#### [EXERCISE REQUIREMENTS]
Using the entries that follow, collect the lines where the word "topography" appears.

──────── RECORD EXTRACTS

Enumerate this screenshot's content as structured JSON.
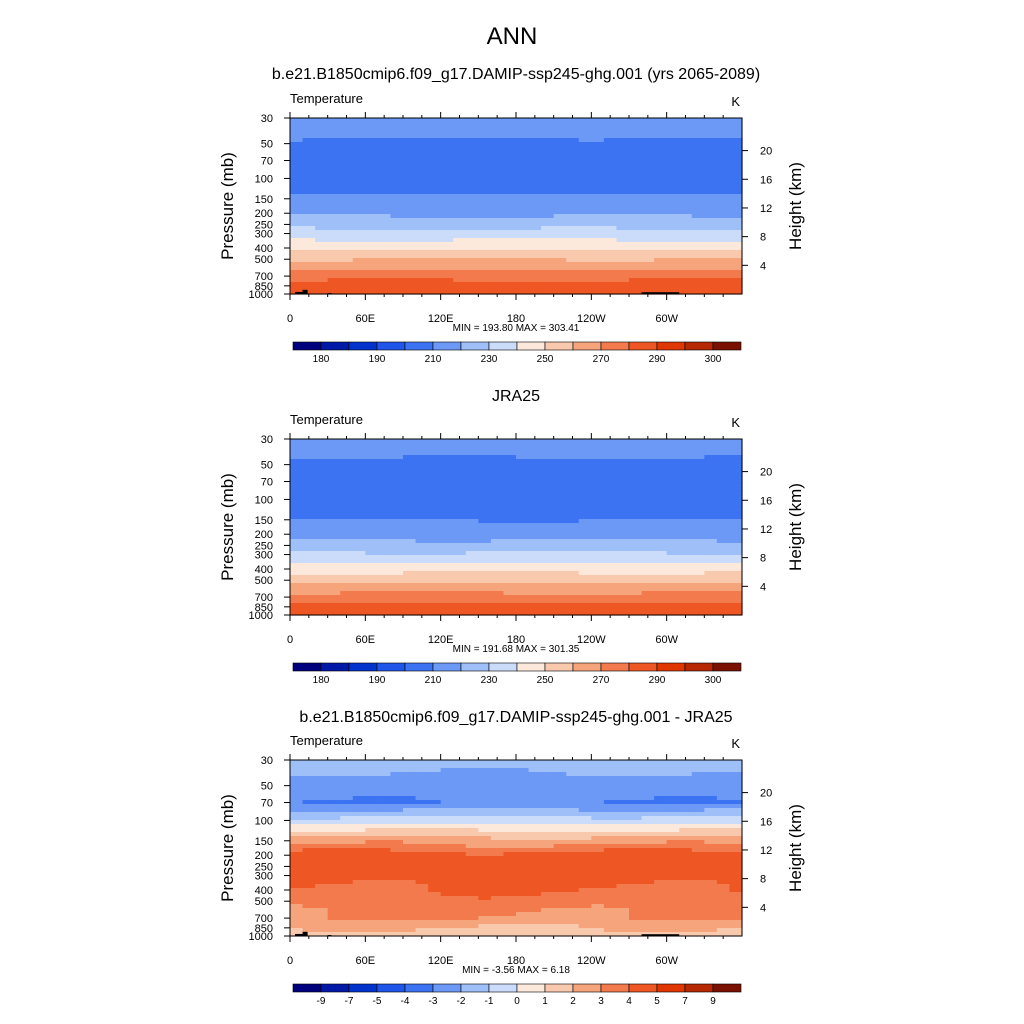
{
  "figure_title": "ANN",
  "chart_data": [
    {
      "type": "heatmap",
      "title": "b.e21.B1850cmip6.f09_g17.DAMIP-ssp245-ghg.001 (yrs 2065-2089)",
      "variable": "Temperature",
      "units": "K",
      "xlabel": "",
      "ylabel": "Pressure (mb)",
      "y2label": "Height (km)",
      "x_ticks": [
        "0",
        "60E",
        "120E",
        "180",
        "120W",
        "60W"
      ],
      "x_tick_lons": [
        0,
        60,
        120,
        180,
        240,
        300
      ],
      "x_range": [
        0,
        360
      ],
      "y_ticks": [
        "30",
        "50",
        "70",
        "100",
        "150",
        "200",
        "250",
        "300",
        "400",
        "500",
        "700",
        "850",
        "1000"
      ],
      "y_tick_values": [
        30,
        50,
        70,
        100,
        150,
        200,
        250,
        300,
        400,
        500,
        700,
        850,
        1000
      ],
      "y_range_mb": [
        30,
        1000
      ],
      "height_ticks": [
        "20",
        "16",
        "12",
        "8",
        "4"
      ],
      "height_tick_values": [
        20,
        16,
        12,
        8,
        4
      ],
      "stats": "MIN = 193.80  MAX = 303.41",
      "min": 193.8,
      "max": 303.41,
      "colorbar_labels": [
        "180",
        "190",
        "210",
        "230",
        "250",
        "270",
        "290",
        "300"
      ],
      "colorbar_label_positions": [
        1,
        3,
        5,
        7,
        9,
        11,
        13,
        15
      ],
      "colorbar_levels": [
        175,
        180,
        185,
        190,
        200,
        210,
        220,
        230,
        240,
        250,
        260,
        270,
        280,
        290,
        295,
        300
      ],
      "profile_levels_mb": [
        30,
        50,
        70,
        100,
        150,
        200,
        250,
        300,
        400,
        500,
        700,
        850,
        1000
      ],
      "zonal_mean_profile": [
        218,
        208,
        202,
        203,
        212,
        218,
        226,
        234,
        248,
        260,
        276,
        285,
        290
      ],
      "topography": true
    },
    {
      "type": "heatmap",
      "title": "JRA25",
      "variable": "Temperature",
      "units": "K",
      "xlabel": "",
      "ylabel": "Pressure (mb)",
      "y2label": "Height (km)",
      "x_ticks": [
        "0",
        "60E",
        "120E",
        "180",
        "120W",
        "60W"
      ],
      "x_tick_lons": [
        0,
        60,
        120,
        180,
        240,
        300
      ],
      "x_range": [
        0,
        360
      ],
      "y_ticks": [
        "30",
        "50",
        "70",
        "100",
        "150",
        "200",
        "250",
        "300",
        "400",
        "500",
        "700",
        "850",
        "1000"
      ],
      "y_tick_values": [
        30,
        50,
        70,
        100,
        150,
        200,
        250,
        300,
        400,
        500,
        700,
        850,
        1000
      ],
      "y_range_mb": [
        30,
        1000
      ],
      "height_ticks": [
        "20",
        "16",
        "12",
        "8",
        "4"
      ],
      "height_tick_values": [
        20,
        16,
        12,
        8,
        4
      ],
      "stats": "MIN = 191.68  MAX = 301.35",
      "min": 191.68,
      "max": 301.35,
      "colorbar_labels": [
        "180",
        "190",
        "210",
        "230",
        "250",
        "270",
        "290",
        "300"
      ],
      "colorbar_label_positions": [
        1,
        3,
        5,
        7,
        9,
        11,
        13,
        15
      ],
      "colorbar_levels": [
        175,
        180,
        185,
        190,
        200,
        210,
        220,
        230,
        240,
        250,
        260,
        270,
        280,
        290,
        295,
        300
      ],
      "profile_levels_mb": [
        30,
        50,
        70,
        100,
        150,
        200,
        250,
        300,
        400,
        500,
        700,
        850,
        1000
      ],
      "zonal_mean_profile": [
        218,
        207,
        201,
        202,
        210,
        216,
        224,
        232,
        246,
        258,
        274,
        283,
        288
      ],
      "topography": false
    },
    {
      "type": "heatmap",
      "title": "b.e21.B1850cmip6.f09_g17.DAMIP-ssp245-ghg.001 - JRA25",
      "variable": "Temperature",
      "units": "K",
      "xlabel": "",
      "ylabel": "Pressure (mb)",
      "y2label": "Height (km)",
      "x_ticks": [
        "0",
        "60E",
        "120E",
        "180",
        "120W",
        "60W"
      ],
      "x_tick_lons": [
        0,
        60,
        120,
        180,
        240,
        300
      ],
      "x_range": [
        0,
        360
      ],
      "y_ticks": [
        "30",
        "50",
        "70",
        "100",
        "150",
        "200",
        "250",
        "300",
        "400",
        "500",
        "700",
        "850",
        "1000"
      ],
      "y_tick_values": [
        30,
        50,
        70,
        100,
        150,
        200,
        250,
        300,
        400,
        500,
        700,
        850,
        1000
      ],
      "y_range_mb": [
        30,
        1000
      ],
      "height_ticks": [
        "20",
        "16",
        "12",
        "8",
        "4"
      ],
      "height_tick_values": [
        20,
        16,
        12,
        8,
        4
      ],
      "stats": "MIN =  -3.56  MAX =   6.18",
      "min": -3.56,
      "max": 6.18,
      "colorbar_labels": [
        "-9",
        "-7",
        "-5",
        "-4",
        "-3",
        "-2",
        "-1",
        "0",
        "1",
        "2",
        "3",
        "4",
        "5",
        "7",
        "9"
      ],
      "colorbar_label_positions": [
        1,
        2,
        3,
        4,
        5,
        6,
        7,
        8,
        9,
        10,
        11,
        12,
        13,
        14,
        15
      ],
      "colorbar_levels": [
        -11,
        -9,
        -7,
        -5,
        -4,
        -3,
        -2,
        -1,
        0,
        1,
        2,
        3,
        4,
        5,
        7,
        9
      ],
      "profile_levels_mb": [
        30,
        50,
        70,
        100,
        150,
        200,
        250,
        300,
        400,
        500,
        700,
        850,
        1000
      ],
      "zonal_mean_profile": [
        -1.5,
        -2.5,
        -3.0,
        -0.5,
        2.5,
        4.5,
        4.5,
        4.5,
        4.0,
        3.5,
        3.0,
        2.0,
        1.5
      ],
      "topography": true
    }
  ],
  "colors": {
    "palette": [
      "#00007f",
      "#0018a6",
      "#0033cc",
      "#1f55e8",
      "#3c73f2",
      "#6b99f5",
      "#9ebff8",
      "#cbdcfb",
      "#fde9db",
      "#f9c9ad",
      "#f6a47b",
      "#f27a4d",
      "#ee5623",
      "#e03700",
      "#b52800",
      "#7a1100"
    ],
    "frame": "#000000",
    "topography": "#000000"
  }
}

────────────────

#### [THE ANSWER]
      "topography": true
      "topography": false
      "topography": true
    "topography": "#000000"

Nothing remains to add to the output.